____ Data to use

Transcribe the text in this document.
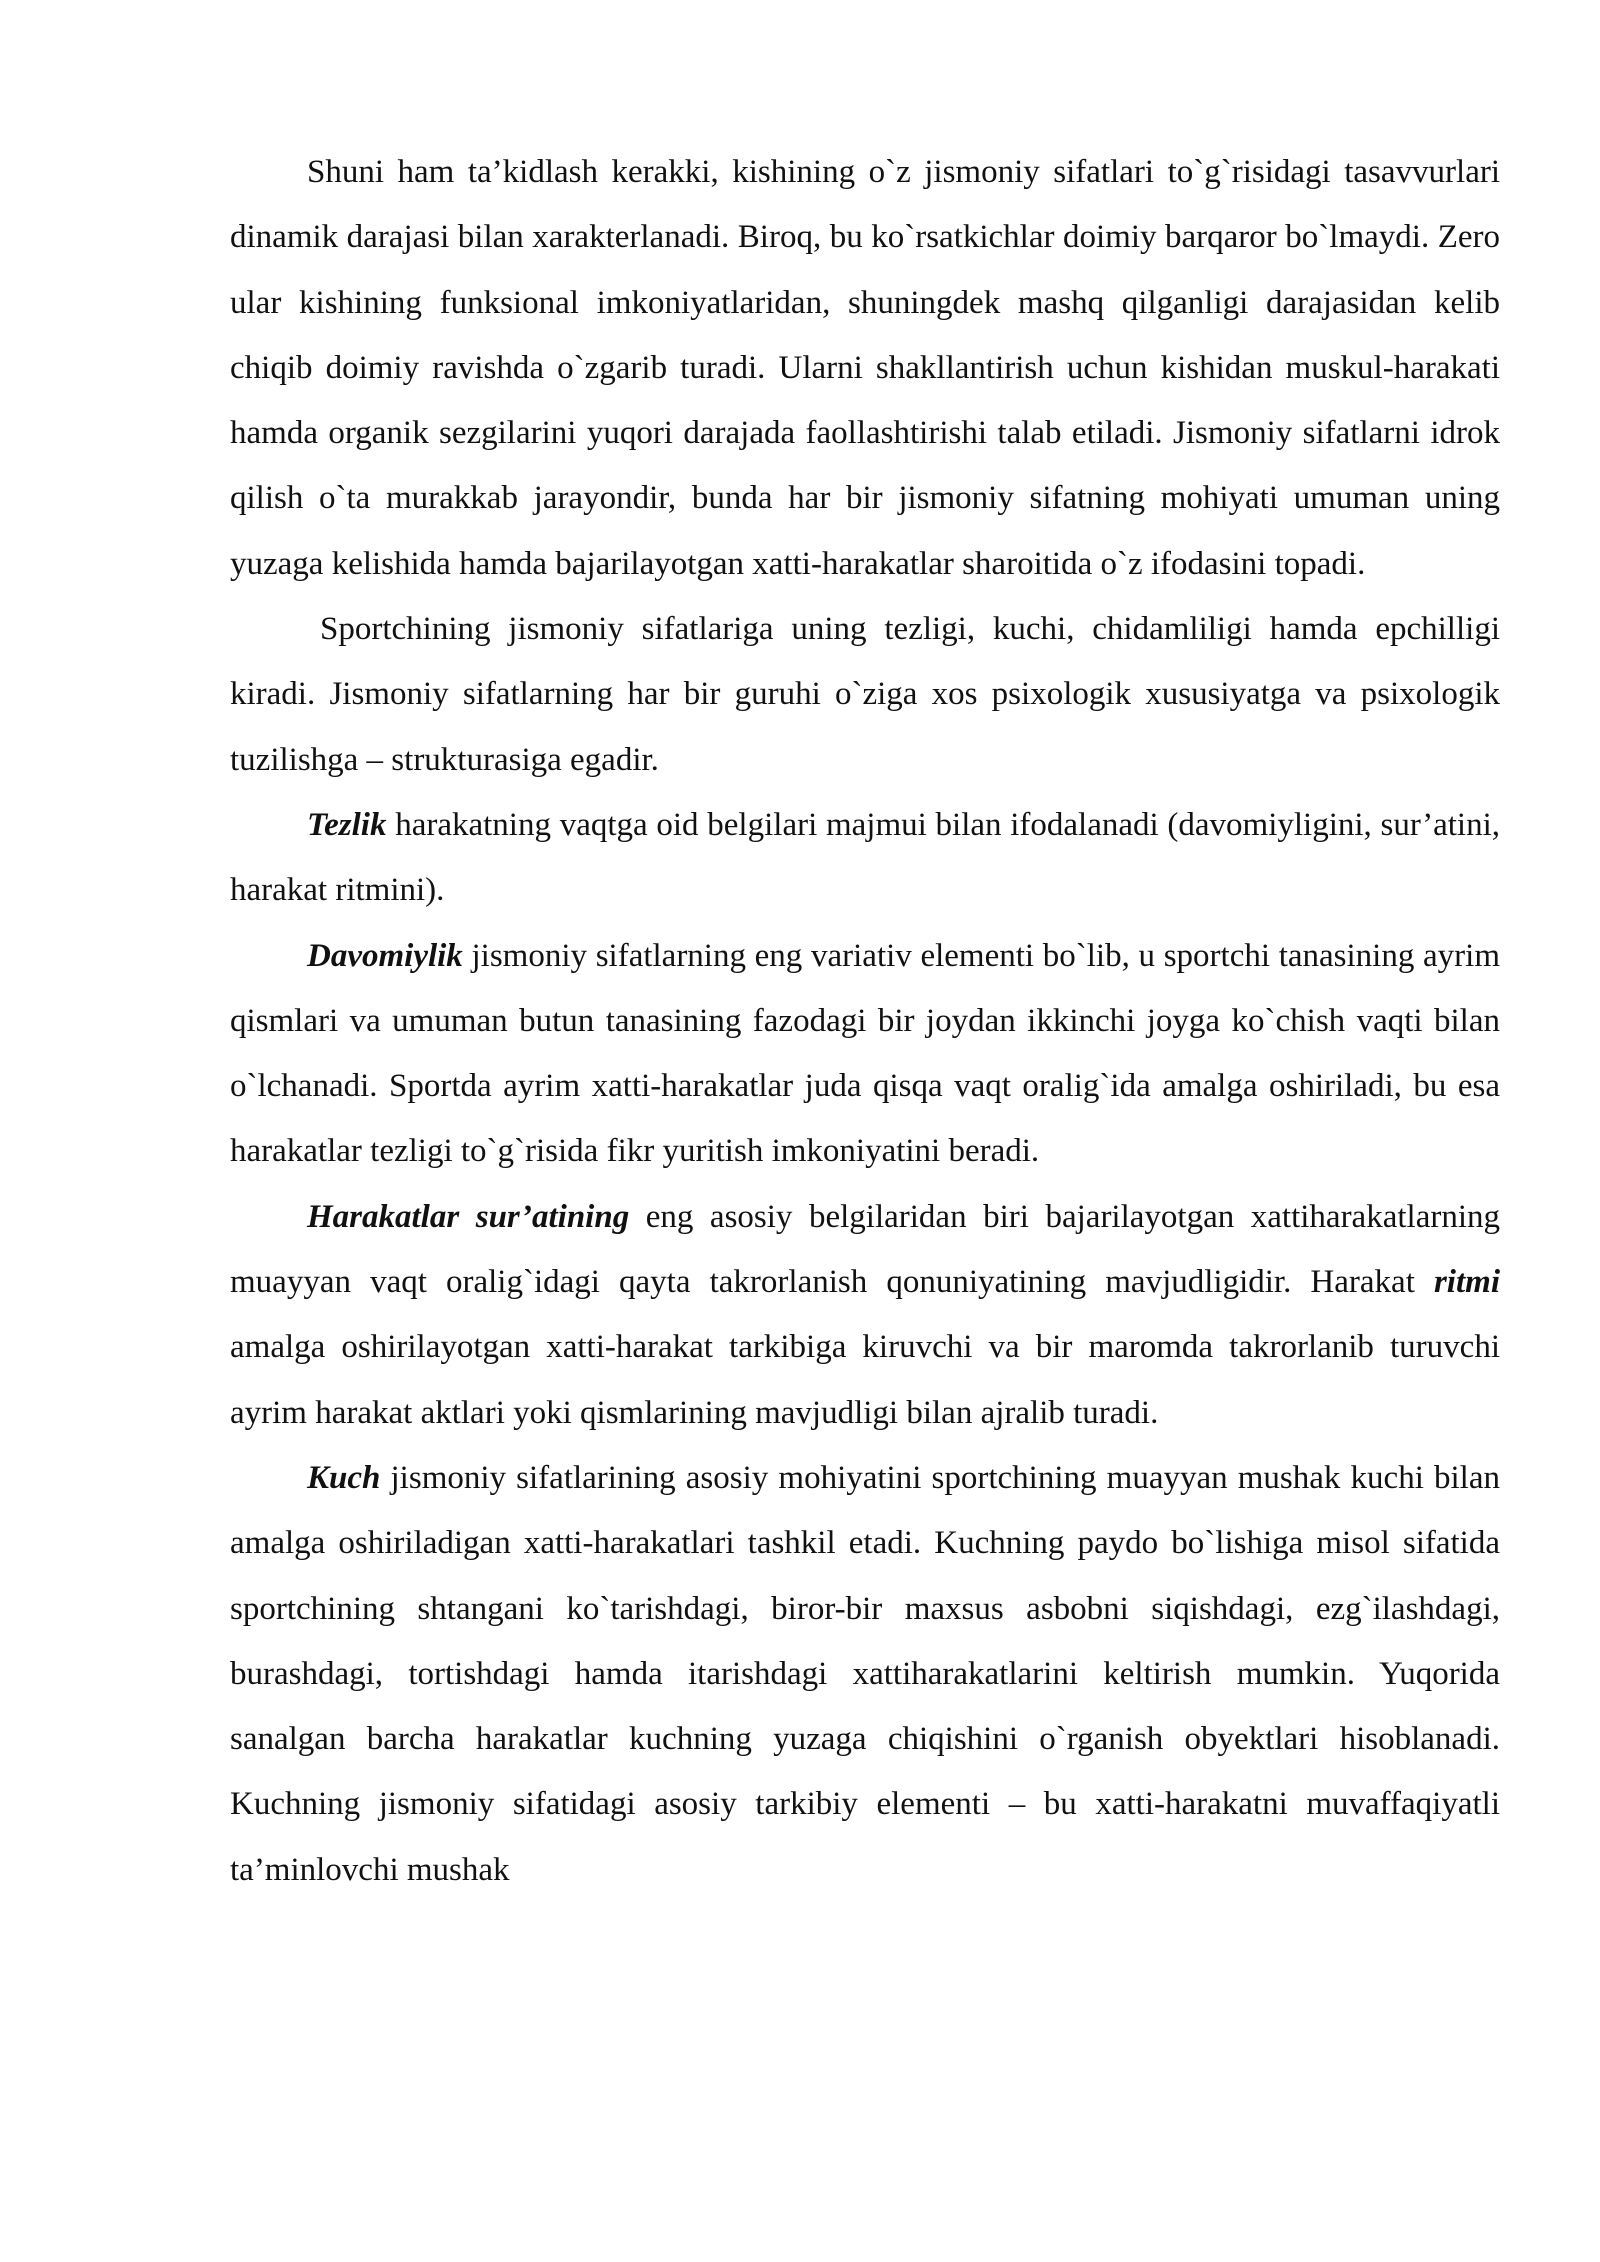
Shuni ham ta’kidlash kerakki, kishining o`z jismoniy sifatlari to`g`risidagi tasavvurlari dinamik darajasi bilan xarakterlanadi. Biroq, bu ko`rsatkichlar doimiy barqaror bo`lmaydi. Zero ular kishining funksional imkoniyatlaridan, shuningdek mashq qilganligi darajasidan kelib chiqib doimiy ravishda o`zgarib turadi. Ularni shakllantirish uchun kishidan muskul-harakati hamda organik sezgilarini yuqori darajada faollashtirishi talab etiladi. Jismoniy sifatlarni idrok qilish o`ta murakkab jarayondir, bunda har bir jismoniy sifatning mohiyati umuman uning yuzaga kelishida hamda bajarilayotgan xatti-harakatlar sharoitida o`z ifodasini topadi.

Sportchining jismoniy sifatlariga uning tezligi, kuchi, chidamliligi hamda epchilligi kiradi. Jismoniy sifatlarning har bir guruhi o`ziga xos psixologik xususiyatga va psixologik tuzilishga – strukturasiga egadir.

Tezlik harakatning vaqtga oid belgilari majmui bilan ifodalanadi (davomiyligini, sur’atini, harakat ritmini).

Davomiylik jismoniy sifatlarning eng variativ elementi bo`lib, u sportchi tanasining ayrim qismlari va umuman butun tanasining fazodagi bir joydan ikkinchi joyga ko`chish vaqti bilan o`lchanadi. Sportda ayrim xatti-harakatlar juda qisqa vaqt oralig`ida amalga oshiriladi, bu esa harakatlar tezligi to`g`risida fikr yuritish imkoniyatini beradi.

Harakatlar sur’atining eng asosiy belgilaridan biri bajarilayotgan xattiharakatlarning muayyan vaqt oralig`idagi qayta takrorlanish qonuniyatining mavjudligidir. Harakat ritmi amalga oshirilayotgan xatti-harakat tarkibiga kiruvchi va bir maromda takrorlanib turuvchi ayrim harakat aktlari yoki qismlarining mavjudligi bilan ajralib turadi.

Kuch jismoniy sifatlarining asosiy mohiyatini sportchining muayyan mushak kuchi bilan amalga oshiriladigan xatti-harakatlari tashkil etadi. Kuchning paydo bo`lishiga misol sifatida sportchining shtangani ko`tarishdagi, biror-bir maxsus asbobni siqishdagi, ezg`ilashdagi, burashdagi, tortishdagi hamda itarishdagi xattiharakatlarini keltirish mumkin. Yuqorida sanalgan barcha harakatlar kuchning yuzaga chiqishini o`rganish obyektlari hisoblanadi. Kuchning jismoniy sifatidagi asosiy tarkibiy elementi – bu xatti-harakatni muvaffaqiyatli ta’minlovchi mushak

________

- Task to complete -
Give the data again exactly as written, with all pictures left out.

- Problem solution -
Transcribe the text in this document.
Shuni ham ta’kidlash kerakki, kishining o`z jismoniy sifatlari to`g`risidagi tasavvurlari dinamik darajasi bilan xarakterlanadi. Biroq, bu ko`rsatkichlar doimiy barqaror bo`lmaydi. Zero ular kishining funksional imkoniyatlaridan, shuningdek mashq qilganligi darajasidan kelib chiqib doimiy ravishda o`zgarib turadi. Ularni shakllantirish uchun kishidan muskul-harakati hamda organik sezgilarini yuqori darajada faollashtirishi talab etiladi. Jismoniy sifatlarni idrok qilish o`ta murakkab jarayondir, bunda har bir jismoniy sifatning mohiyati umuman uning yuzaga kelishida hamda bajarilayotgan xatti-harakatlar sharoitida o`z ifodasini topadi.

Sportchining jismoniy sifatlariga uning tezligi, kuchi, chidamliligi hamda epchilligi kiradi. Jismoniy sifatlarning har bir guruhi o`ziga xos psixologik xususiyatga va psixologik tuzilishga – strukturasiga egadir.

Tezlik harakatning vaqtga oid belgilari majmui bilan ifodalanadi (davomiyligini, sur’atini, harakat ritmini).

Davomiylik jismoniy sifatlarning eng variativ elementi bo`lib, u sportchi tanasining ayrim qismlari va umuman butun tanasining fazodagi bir joydan ikkinchi joyga ko`chish vaqti bilan o`lchanadi. Sportda ayrim xatti-harakatlar juda qisqa vaqt oralig`ida amalga oshiriladi, bu esa harakatlar tezligi to`g`risida fikr yuritish imkoniyatini beradi.

Harakatlar sur’atining eng asosiy belgilaridan biri bajarilayotgan xattiharakatlarning muayyan vaqt oralig`idagi qayta takrorlanish qonuniyatining mavjudligidir. Harakat ritmi amalga oshirilayotgan xatti-harakat tarkibiga kiruvchi va bir maromda takrorlanib turuvchi ayrim harakat aktlari yoki qismlarining mavjudligi bilan ajralib turadi.

Kuch jismoniy sifatlarining asosiy mohiyatini sportchining muayyan mushak kuchi bilan amalga oshiriladigan xatti-harakatlari tashkil etadi. Kuchning paydo bo`lishiga misol sifatida sportchining shtangani ko`tarishdagi, biror-bir maxsus asbobni siqishdagi, ezg`ilashdagi, burashdagi, tortishdagi hamda itarishdagi xattiharakatlarini keltirish mumkin. Yuqorida sanalgan barcha harakatlar kuchning yuzaga chiqishini o`rganish obyektlari hisoblanadi. Kuchning jismoniy sifatidagi asosiy tarkibiy elementi – bu xatti-harakatni muvaffaqiyatli ta’minlovchi mushak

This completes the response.